## [Raw records]
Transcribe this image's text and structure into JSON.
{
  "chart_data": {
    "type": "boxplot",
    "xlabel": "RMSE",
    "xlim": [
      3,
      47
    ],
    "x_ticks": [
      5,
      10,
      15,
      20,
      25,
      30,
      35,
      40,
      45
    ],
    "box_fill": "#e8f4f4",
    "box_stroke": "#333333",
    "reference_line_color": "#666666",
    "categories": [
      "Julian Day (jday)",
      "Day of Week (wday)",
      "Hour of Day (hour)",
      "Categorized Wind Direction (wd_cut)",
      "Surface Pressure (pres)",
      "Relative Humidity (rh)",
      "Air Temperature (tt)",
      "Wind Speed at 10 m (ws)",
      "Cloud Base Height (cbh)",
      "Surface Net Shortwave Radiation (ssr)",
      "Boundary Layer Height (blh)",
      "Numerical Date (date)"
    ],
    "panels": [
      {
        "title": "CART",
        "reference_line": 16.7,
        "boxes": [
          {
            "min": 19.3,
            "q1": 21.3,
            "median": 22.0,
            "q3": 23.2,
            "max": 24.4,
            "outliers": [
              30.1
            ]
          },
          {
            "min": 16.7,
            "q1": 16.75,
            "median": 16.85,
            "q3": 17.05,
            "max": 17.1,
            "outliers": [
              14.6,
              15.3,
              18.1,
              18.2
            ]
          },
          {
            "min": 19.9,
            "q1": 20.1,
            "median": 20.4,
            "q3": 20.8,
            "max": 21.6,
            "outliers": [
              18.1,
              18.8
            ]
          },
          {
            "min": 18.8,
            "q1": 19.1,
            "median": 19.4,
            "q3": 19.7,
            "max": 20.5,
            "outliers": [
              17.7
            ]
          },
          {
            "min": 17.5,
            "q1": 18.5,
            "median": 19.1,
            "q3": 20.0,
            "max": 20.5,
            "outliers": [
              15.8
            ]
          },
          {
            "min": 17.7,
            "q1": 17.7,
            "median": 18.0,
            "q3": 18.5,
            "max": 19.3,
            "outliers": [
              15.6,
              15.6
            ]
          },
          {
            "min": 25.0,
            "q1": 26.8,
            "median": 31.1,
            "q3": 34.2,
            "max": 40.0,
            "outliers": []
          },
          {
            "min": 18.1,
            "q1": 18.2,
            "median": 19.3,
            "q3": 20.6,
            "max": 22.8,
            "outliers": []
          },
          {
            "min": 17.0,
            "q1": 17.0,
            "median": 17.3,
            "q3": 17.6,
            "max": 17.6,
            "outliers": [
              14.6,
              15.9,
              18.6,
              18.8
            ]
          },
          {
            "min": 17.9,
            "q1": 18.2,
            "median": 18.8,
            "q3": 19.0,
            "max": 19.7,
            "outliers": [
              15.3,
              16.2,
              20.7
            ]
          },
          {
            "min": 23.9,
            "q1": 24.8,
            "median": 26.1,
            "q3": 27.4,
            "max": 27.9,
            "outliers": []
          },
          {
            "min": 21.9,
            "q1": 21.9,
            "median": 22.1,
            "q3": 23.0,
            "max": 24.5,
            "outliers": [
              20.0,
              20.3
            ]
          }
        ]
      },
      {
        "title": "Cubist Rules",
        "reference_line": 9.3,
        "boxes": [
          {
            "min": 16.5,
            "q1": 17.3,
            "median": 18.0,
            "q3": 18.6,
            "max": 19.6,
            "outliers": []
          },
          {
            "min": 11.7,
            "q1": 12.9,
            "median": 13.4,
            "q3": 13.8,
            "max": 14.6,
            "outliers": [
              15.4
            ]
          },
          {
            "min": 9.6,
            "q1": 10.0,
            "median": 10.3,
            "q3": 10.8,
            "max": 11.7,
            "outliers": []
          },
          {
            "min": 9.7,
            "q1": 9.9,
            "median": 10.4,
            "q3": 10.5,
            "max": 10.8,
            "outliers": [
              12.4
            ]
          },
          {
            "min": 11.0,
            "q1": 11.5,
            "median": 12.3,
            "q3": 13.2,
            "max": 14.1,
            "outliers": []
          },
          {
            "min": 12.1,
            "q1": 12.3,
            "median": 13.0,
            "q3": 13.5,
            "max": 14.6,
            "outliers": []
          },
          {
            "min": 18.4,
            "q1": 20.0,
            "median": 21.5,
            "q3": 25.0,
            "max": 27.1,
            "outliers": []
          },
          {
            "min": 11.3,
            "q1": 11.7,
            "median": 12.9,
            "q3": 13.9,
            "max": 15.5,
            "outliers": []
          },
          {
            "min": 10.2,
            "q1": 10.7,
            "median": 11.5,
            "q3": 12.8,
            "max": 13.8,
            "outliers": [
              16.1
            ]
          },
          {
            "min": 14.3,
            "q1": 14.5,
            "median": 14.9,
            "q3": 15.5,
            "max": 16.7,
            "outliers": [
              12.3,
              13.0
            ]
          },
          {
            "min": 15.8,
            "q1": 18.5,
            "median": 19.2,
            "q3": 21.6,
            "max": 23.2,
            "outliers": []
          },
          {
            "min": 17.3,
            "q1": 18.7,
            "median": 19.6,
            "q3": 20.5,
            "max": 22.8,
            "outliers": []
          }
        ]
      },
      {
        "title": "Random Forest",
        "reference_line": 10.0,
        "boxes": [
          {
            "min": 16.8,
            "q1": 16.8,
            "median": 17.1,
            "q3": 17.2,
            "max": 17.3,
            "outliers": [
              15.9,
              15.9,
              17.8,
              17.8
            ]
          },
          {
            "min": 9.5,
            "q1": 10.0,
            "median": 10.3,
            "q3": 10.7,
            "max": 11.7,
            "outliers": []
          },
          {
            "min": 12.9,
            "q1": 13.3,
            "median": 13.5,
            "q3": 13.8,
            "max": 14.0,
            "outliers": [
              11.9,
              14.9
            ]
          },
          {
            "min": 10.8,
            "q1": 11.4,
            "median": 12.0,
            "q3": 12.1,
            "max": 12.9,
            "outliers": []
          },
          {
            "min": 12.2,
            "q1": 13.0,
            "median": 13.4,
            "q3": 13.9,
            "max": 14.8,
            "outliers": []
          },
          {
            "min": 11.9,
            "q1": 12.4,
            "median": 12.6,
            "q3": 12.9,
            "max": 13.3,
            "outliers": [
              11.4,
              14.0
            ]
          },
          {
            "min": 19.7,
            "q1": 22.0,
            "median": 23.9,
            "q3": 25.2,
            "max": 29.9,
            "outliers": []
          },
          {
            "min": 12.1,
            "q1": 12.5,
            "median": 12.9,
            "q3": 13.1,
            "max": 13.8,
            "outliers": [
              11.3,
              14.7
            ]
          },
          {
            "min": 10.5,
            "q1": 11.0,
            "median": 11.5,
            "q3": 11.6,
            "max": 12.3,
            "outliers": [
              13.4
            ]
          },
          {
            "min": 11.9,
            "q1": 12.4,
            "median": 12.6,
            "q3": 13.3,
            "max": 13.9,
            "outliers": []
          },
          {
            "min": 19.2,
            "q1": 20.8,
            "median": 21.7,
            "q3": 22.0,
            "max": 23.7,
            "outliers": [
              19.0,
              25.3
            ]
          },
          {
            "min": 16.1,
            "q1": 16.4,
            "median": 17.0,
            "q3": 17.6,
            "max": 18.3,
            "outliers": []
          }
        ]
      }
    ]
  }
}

## [Problem statement]
Search the lines above for the string "Wind" and copy each line that has it.

## [Full solution]
      "Categorized Wind Direction (wd_cut)",
      "Wind Speed at 10 m (ws)",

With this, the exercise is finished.